◆ **Goal**: In the material below, find each line holding the string "licitación" and copy it.

=======

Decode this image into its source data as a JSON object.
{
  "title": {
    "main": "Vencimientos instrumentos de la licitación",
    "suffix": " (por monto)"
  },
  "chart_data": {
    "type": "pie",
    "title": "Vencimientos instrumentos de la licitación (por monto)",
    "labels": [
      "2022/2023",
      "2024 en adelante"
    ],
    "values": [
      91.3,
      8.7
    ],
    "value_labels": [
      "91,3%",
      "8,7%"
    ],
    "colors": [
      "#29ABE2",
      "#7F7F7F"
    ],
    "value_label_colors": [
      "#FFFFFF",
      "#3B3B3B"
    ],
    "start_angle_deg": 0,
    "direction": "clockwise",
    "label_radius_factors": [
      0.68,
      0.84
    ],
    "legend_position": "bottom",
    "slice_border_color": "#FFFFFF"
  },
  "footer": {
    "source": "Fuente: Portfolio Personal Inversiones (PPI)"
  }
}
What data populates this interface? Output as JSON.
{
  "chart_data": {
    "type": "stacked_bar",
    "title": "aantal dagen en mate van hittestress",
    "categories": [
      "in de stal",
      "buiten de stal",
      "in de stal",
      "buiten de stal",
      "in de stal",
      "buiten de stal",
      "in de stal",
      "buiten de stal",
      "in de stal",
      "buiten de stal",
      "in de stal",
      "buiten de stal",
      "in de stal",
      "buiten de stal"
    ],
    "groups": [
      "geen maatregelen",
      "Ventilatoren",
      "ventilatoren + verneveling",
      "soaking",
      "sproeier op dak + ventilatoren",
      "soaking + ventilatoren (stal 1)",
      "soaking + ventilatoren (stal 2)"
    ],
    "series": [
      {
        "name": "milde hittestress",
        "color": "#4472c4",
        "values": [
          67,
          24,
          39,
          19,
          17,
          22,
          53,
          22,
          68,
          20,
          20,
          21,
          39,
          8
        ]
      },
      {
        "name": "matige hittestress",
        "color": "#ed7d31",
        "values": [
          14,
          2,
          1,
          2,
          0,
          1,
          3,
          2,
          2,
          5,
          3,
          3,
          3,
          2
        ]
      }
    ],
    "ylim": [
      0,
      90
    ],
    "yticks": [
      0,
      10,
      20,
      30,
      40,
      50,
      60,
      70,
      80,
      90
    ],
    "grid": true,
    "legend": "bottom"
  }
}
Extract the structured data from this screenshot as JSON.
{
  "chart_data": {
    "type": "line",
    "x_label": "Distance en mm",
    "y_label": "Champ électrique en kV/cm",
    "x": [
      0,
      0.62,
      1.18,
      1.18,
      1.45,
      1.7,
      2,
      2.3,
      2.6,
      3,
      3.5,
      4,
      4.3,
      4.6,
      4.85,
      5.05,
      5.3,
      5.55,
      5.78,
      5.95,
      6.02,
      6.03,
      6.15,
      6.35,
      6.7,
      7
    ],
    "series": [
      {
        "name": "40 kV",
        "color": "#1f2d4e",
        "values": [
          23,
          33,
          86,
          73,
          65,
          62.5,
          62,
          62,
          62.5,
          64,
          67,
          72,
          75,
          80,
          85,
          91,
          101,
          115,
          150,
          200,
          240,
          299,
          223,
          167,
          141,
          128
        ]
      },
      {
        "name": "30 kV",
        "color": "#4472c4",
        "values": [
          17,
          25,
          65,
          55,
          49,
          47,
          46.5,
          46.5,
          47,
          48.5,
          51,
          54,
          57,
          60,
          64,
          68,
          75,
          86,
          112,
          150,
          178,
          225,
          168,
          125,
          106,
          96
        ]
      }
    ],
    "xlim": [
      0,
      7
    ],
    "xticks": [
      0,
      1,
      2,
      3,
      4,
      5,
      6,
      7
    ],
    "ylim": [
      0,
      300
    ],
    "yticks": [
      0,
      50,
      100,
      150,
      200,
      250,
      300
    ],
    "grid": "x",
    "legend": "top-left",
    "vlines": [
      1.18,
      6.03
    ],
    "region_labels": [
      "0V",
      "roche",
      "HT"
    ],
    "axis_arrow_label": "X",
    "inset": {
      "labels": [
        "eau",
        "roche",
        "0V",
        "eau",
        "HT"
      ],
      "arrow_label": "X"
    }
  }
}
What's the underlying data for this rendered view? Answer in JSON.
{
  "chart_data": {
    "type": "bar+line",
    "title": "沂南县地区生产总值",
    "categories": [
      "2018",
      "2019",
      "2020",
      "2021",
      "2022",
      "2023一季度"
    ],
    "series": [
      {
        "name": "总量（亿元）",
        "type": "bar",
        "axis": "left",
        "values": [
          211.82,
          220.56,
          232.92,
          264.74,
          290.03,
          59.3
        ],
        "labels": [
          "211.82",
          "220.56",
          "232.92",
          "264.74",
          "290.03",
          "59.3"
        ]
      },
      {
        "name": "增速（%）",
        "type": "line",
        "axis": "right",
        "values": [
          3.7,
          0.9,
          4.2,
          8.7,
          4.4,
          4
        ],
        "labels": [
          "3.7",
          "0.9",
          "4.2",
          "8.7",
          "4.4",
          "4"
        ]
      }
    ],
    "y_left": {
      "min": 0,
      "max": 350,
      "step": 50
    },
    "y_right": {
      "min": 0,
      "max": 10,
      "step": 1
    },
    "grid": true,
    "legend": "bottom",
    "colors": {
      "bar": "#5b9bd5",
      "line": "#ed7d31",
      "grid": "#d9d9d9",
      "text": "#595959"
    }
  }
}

=======

◆ **Answer for the task**:
    "main": "Vencimientos instrumentos de la licitación",
    "title": "Vencimientos instrumentos de la licitación (por monto)",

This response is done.